■ Task description
Count every line below in which "Deskripsi" occurs, then give only the count.
§
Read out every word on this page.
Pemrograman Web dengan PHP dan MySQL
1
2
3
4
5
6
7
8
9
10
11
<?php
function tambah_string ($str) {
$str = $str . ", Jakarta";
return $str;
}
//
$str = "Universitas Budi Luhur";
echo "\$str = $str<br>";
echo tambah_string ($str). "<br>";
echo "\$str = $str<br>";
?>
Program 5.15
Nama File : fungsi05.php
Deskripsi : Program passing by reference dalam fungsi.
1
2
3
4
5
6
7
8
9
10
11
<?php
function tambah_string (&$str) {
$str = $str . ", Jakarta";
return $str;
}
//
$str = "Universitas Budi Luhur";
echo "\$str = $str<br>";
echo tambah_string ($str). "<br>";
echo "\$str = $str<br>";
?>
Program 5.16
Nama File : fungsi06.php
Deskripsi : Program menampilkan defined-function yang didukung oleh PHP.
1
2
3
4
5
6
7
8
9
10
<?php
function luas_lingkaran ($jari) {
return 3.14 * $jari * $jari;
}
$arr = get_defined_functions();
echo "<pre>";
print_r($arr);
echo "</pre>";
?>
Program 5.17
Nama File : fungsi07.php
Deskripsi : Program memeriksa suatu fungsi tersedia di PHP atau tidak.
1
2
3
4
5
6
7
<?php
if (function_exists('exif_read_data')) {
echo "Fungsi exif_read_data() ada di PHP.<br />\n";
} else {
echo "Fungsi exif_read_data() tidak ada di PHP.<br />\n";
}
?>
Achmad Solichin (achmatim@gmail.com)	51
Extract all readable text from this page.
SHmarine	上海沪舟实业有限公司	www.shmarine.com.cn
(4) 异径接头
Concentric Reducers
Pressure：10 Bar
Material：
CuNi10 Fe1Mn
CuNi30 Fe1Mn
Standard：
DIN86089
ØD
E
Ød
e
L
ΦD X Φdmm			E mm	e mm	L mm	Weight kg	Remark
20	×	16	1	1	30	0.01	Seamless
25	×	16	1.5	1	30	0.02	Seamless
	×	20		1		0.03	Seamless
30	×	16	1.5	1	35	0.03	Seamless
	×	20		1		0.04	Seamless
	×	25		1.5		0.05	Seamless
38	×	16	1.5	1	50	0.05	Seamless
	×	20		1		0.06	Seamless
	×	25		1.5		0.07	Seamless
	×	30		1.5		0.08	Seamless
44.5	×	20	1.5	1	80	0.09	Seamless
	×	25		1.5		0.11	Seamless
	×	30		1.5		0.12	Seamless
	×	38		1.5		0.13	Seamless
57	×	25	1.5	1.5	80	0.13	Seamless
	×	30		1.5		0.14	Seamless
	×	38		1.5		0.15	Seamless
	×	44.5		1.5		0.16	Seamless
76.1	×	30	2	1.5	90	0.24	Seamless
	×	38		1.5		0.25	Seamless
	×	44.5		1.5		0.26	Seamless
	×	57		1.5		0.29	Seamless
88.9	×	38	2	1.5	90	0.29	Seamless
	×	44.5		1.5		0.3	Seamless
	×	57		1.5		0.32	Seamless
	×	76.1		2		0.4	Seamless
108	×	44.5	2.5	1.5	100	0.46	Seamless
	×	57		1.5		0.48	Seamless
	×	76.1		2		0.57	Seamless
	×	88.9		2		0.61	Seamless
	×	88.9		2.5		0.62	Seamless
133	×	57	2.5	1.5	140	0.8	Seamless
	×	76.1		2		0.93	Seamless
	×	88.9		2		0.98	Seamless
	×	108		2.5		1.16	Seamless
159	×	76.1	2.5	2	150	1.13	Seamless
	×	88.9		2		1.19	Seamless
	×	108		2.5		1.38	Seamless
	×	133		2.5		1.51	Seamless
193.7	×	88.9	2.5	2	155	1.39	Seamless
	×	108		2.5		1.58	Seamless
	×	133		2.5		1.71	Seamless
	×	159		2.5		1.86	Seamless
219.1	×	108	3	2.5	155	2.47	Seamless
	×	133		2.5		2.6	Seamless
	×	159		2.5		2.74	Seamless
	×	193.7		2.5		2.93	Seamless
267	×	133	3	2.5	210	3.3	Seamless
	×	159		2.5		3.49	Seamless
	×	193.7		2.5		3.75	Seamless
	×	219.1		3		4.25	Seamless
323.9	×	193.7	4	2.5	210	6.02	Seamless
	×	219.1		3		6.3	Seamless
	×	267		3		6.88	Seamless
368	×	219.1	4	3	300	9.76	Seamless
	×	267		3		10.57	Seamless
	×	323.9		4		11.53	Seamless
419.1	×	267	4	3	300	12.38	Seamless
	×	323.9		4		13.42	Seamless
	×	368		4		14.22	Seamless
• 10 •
§
■ Answer
3